Extract all lines that hold the string "lugar".

__Dataset excerpt__:
START
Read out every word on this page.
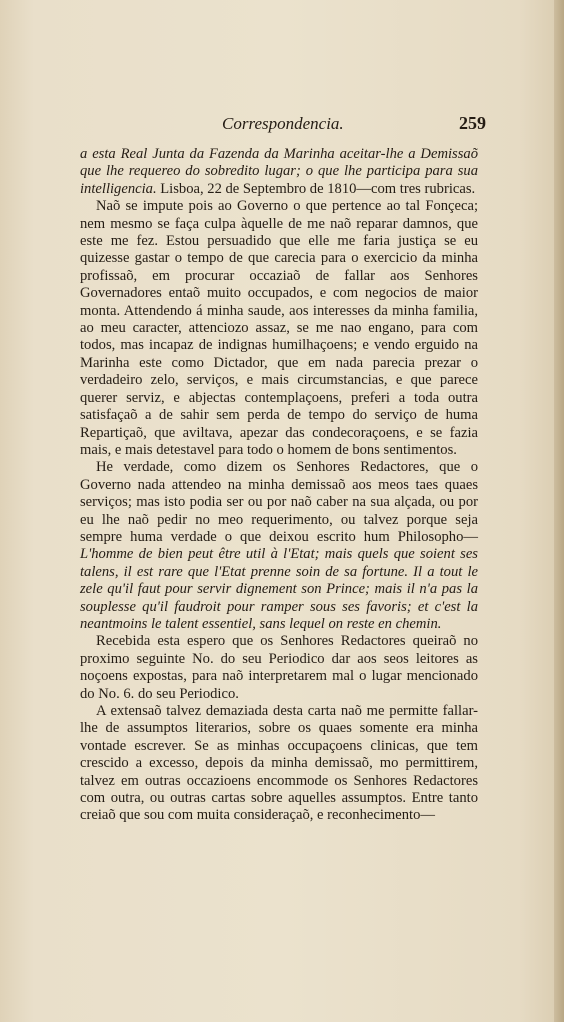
Correspondencia.	259

a esta Real Junta da Fazenda da Marinha aceitar-lhe a Demissaõ que lhe requereo do sobredito lugar; o que lhe participa para sua intelligencia. Lisboa, 22 de Septembro de 1810—com tres rubricas.

Naõ se impute pois ao Governo o que pertence ao tal Fonçeca; nem mesmo se faça culpa àquelle de me naõ reparar damnos, que este me fez. Estou persuadido que elle me faria justiça se eu quizesse gastar o tempo de que carecia para o exercicio da minha profissaõ, em procurar occaziaõ de fallar aos Senhores Governadores entaõ muito occupados, e com negocios de maior monta. Attendendo á minha saude, aos interesses da minha familia, ao meu caracter, attenciozo assaz, se me nao engano, para com todos, mas incapaz de indignas humilhaçoens; e vendo erguido na Marinha este como Dictador, que em nada parecia prezar o verdadeiro zelo, serviços, e mais circumstancias, e que parece querer serviz, e abjectas contemplaçoens, preferi a toda outra satisfaçaõ a de sahir sem perda de tempo do serviço de huma Repartiçaõ, que aviltava, apezar das condecoraçoens, e se fazia mais, e mais detestavel para todo o homem de bons sentimentos.

He verdade, como dizem os Senhores Redactores, que o Governo nada attendeo na minha demissaõ aos meos taes quaes serviços; mas isto podia ser ou por naõ caber na sua alçada, ou por eu lhe naõ pedir no meo requerimento, ou talvez porque seja sempre huma verdade o que deixou escrito hum Philosopho—L'homme de bien peut être util à l'Etat; mais quels que soient ses talens, il est rare que l'Etat prenne soin de sa fortune. Il a tout le zele qu'il faut pour servir dignement son Prince; mais il n'a pas la souplesse qu'il faudroit pour ramper sous ses favoris; et c'est la neantmoins le talent essentiel, sans lequel on reste en chemin.

Recebida esta espero que os Senhores Redactores queiraõ no proximo seguinte No. do seu Periodico dar aos seos leitores as noçoens expostas, para naõ interpretarem mal o lugar mencionado do No. 6. do seu Periodico.

A extensaõ talvez demaziada desta carta naõ me permitte fallar-lhe de assumptos literarios, sobre os quaes somente era minha vontade escrever. Se as minhas occupaçoens clinicas, que tem crescido a excesso, depois da minha demissaõ, mo permittirem, talvez em outras occazioens encommode os Senhores Redactores com outra, ou outras cartas sobre aquelles assumptos. Entre tanto creiaõ que sou com muita consideraçaõ, e reconhecimento—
END
__Problem solution__:
a esta Real Junta da Fazenda da Marinha aceitar-lhe a Demissaõ que lhe requereo do sobredito lugar; o que lhe participa para sua intelligencia. Lisboa, 22 de Septembro de 1810—com tres rubricas.
Recebida esta espero que os Senhores Redactores queiraõ no proximo seguinte No. do seu Periodico dar aos seos leitores as noçoens expostas, para naõ interpretarem mal o lugar mencionado do No. 6. do seu Periodico.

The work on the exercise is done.